→ **Given information**
***

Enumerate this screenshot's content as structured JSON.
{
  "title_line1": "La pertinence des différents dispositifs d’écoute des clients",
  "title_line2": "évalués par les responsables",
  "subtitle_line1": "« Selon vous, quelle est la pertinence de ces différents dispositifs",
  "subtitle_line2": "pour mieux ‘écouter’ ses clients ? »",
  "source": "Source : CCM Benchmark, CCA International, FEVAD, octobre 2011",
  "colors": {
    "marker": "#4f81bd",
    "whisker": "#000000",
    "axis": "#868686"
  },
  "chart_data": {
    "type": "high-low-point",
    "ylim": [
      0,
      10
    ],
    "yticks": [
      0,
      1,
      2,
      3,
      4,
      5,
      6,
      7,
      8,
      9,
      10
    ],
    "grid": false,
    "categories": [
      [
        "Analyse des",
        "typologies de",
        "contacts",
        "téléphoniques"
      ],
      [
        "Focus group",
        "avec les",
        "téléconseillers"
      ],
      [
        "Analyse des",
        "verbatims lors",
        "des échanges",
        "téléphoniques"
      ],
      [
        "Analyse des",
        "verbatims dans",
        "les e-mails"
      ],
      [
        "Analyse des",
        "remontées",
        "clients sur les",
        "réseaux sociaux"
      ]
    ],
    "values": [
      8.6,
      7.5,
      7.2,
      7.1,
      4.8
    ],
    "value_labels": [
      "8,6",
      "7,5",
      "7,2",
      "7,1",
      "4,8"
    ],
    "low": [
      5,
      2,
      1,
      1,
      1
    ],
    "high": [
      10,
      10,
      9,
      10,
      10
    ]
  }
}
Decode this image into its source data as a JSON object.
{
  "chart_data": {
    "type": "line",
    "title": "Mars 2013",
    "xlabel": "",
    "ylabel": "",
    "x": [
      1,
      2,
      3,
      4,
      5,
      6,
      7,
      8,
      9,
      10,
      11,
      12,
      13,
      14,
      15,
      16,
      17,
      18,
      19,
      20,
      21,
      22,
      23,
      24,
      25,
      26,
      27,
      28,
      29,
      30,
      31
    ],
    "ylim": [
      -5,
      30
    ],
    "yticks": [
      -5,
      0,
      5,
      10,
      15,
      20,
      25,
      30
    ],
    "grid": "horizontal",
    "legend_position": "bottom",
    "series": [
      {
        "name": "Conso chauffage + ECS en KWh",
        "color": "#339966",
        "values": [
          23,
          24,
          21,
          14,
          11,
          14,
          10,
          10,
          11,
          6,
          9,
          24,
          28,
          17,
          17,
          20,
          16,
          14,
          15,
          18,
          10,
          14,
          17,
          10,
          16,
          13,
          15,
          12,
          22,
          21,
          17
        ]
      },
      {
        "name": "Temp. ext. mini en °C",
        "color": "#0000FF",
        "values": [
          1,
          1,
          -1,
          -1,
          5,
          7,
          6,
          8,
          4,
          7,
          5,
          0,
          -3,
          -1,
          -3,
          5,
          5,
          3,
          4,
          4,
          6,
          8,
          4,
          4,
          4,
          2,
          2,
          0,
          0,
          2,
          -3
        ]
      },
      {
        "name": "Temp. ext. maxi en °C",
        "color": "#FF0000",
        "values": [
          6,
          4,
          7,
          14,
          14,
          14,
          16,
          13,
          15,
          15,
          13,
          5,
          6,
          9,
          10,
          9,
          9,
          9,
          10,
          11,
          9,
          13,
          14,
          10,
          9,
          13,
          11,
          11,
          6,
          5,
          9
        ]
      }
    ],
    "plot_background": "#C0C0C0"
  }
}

***

→ **Brief**
Write out all the entries exactly.

→ **Solution for this problem**
Enumerate this screenshot's content as structured JSON.
{
  "title_line1": "La pertinence des différents dispositifs d’écoute des clients",
  "title_line2": "évalués par les responsables",
  "subtitle_line1": "« Selon vous, quelle est la pertinence de ces différents dispositifs",
  "subtitle_line2": "pour mieux ‘écouter’ ses clients ? »",
  "source": "Source : CCM Benchmark, CCA International, FEVAD, octobre 2011",
  "colors": {
    "marker": "#4f81bd",
    "whisker": "#000000",
    "axis": "#868686"
  },
  "chart_data": {
    "type": "high-low-point",
    "ylim": [
      0,
      10
    ],
    "yticks": [
      0,
      1,
      2,
      3,
      4,
      5,
      6,
      7,
      8,
      9,
      10
    ],
    "grid": false,
    "categories": [
      [
        "Analyse des",
        "typologies de",
        "contacts",
        "téléphoniques"
      ],
      [
        "Focus group",
        "avec les",
        "téléconseillers"
      ],
      [
        "Analyse des",
        "verbatims lors",
        "des échanges",
        "téléphoniques"
      ],
      [
        "Analyse des",
        "verbatims dans",
        "les e-mails"
      ],
      [
        "Analyse des",
        "remontées",
        "clients sur les",
        "réseaux sociaux"
      ]
    ],
    "values": [
      8.6,
      7.5,
      7.2,
      7.1,
      4.8
    ],
    "value_labels": [
      "8,6",
      "7,5",
      "7,2",
      "7,1",
      "4,8"
    ],
    "low": [
      5,
      2,
      1,
      1,
      1
    ],
    "high": [
      10,
      10,
      9,
      10,
      10
    ]
  }
}
Decode this image into its source data as a JSON object.
{
  "chart_data": {
    "type": "line",
    "title": "Mars 2013",
    "xlabel": "",
    "ylabel": "",
    "x": [
      1,
      2,
      3,
      4,
      5,
      6,
      7,
      8,
      9,
      10,
      11,
      12,
      13,
      14,
      15,
      16,
      17,
      18,
      19,
      20,
      21,
      22,
      23,
      24,
      25,
      26,
      27,
      28,
      29,
      30,
      31
    ],
    "ylim": [
      -5,
      30
    ],
    "yticks": [
      -5,
      0,
      5,
      10,
      15,
      20,
      25,
      30
    ],
    "grid": "horizontal",
    "legend_position": "bottom",
    "series": [
      {
        "name": "Conso chauffage + ECS en KWh",
        "color": "#339966",
        "values": [
          23,
          24,
          21,
          14,
          11,
          14,
          10,
          10,
          11,
          6,
          9,
          24,
          28,
          17,
          17,
          20,
          16,
          14,
          15,
          18,
          10,
          14,
          17,
          10,
          16,
          13,
          15,
          12,
          22,
          21,
          17
        ]
      },
      {
        "name": "Temp. ext. mini en °C",
        "color": "#0000FF",
        "values": [
          1,
          1,
          -1,
          -1,
          5,
          7,
          6,
          8,
          4,
          7,
          5,
          0,
          -3,
          -1,
          -3,
          5,
          5,
          3,
          4,
          4,
          6,
          8,
          4,
          4,
          4,
          2,
          2,
          0,
          0,
          2,
          -3
        ]
      },
      {
        "name": "Temp. ext. maxi en °C",
        "color": "#FF0000",
        "values": [
          6,
          4,
          7,
          14,
          14,
          14,
          16,
          13,
          15,
          15,
          13,
          5,
          6,
          9,
          10,
          9,
          9,
          9,
          10,
          11,
          9,
          13,
          14,
          10,
          9,
          13,
          11,
          11,
          6,
          5,
          9
        ]
      }
    ],
    "plot_background": "#C0C0C0"
  }
}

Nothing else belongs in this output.